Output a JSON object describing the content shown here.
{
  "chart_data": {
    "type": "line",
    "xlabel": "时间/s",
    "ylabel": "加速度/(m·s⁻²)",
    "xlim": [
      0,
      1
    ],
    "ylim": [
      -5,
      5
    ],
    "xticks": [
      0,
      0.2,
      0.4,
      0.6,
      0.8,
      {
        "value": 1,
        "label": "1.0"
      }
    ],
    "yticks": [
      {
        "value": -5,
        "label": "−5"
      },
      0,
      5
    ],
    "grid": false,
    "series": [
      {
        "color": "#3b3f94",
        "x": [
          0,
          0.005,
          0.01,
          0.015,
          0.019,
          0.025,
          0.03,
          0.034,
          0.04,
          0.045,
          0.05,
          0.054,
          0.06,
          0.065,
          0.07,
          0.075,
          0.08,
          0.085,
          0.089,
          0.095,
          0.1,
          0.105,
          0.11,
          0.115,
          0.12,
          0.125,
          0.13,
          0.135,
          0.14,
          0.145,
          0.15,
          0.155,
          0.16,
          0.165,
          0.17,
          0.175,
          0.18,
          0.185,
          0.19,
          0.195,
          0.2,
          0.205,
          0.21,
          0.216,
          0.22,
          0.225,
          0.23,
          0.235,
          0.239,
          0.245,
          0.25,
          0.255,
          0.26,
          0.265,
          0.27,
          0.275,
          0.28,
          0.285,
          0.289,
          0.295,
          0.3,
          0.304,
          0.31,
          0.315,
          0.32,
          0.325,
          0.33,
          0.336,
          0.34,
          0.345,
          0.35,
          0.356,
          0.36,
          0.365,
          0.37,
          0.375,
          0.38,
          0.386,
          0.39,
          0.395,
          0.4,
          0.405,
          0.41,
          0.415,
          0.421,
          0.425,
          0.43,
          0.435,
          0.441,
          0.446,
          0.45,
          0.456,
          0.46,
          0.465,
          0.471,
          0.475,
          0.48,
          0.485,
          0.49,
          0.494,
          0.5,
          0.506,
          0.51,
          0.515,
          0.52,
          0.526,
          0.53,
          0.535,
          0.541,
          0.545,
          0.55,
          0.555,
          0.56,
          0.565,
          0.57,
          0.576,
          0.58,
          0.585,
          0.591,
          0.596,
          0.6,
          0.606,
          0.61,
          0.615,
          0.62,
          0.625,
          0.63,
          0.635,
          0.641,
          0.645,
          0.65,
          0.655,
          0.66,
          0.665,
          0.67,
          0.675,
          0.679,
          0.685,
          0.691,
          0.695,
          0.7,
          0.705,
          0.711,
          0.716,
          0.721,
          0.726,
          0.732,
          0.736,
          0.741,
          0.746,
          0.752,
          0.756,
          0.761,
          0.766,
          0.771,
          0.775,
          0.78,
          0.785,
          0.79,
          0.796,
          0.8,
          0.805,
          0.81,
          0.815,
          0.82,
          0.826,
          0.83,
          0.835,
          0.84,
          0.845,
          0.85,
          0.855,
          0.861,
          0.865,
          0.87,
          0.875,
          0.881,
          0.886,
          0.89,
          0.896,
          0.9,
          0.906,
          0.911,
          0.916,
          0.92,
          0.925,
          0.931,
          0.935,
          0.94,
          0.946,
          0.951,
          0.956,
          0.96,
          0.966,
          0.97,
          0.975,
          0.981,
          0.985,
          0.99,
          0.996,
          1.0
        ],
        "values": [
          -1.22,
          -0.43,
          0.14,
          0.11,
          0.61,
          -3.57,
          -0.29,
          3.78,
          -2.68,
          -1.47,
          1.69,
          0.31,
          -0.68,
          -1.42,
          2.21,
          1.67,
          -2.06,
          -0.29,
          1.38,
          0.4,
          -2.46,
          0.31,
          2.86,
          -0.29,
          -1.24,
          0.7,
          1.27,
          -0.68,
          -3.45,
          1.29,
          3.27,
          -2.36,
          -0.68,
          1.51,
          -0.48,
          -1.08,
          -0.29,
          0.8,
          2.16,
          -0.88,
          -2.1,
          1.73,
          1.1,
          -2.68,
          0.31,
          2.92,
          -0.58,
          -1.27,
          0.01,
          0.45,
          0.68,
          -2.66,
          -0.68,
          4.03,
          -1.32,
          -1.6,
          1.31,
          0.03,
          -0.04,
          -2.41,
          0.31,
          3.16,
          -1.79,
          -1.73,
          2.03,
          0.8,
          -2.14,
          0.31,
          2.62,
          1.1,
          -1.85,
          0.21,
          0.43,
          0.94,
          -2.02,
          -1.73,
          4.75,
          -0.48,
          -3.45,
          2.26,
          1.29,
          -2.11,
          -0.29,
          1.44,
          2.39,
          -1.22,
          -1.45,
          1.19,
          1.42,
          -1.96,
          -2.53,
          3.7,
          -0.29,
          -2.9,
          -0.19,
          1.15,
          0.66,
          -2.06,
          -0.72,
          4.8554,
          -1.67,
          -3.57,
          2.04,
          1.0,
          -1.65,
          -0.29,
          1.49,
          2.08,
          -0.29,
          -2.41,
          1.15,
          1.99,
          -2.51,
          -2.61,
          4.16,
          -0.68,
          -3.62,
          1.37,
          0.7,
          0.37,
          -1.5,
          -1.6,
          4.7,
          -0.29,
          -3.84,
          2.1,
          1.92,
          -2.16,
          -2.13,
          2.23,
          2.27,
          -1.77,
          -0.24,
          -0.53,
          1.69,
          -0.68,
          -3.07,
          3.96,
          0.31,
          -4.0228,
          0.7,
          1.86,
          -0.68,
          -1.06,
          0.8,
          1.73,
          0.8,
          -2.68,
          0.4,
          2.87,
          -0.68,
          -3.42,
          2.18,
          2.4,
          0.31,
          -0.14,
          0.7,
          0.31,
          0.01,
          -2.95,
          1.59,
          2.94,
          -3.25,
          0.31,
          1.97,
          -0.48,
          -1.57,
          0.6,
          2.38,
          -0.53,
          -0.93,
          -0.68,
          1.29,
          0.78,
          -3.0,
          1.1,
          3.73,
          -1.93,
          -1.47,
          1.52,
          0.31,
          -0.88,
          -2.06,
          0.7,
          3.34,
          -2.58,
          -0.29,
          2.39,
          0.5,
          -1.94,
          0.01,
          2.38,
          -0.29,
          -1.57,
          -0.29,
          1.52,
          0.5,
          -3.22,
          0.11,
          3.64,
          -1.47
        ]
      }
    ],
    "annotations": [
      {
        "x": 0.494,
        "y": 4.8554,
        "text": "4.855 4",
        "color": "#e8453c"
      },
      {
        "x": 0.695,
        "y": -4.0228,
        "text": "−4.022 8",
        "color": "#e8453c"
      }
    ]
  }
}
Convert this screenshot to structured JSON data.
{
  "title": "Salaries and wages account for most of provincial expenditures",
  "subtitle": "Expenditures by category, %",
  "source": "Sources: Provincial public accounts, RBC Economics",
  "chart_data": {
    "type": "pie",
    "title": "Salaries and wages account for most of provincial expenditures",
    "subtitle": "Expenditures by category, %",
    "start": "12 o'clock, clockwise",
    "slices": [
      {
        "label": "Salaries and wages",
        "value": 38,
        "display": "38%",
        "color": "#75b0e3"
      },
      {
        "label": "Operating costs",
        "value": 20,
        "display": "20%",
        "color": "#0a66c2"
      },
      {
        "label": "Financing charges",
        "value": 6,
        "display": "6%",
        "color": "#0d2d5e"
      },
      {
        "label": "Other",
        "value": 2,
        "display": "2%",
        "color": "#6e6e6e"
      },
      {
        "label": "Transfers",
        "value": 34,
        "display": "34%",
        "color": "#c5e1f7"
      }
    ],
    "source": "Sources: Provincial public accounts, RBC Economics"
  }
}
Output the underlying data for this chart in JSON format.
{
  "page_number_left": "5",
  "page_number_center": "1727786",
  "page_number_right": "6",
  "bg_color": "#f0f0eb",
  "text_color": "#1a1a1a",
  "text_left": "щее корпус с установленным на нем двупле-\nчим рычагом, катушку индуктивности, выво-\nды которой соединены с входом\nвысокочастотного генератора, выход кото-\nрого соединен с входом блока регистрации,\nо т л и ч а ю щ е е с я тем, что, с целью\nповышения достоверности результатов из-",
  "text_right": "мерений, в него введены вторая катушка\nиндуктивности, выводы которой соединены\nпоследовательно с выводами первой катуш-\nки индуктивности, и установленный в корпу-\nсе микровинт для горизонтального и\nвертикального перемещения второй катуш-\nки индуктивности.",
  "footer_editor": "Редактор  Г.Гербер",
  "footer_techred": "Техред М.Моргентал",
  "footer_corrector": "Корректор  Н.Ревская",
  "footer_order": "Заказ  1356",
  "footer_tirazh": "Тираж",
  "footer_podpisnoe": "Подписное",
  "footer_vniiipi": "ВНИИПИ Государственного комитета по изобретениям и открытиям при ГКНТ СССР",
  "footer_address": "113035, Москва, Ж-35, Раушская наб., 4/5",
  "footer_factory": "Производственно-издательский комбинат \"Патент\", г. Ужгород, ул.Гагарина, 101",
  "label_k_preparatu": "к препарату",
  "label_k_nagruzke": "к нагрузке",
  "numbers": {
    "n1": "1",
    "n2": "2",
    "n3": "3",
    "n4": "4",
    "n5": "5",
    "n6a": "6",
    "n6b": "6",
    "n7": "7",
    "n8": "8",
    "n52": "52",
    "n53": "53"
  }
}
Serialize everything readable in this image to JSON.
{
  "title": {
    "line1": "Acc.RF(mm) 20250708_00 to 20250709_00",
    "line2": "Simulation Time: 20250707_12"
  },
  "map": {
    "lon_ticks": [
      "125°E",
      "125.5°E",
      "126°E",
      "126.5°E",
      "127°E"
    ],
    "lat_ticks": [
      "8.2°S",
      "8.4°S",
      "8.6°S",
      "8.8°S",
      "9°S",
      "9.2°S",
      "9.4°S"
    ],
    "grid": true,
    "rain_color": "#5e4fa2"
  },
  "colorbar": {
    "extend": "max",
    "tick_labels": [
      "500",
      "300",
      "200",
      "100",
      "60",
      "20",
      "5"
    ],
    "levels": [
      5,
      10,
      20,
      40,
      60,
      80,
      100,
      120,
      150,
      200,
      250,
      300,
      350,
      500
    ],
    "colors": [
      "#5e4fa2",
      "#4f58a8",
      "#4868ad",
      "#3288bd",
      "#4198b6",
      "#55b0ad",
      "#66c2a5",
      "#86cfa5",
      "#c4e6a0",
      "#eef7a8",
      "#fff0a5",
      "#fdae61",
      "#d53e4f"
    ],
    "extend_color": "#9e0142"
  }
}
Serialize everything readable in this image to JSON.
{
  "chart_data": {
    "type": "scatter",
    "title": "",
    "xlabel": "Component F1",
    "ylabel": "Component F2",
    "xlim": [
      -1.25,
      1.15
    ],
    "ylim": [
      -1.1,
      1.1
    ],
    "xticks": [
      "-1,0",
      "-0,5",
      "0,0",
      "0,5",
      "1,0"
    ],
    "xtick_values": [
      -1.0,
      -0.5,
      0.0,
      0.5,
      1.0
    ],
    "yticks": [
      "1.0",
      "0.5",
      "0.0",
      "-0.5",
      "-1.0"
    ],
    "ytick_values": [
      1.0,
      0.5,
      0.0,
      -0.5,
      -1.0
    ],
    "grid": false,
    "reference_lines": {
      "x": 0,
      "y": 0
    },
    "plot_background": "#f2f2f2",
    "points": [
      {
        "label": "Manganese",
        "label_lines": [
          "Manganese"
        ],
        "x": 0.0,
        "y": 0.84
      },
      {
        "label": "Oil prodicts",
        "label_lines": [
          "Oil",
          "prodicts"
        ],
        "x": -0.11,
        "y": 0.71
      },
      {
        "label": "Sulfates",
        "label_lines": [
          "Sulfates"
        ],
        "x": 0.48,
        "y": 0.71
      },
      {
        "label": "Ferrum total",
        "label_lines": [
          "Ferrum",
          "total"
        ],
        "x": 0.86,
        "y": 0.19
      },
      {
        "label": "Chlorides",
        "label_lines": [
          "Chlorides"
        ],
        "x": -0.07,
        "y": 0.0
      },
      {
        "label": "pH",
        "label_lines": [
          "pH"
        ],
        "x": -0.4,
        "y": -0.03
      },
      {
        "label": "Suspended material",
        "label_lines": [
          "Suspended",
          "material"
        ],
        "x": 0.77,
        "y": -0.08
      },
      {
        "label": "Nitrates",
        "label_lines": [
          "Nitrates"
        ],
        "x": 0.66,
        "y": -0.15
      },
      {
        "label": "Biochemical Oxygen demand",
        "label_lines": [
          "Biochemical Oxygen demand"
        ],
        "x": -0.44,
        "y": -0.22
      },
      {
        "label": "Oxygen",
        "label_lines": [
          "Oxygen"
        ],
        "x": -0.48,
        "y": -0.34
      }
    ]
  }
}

........

* **EXERCISE**: Tell how many lines in the material contain the word "Sources". Only the number is wanted.

* **SOLUTION TO THE PROBLEM**: 2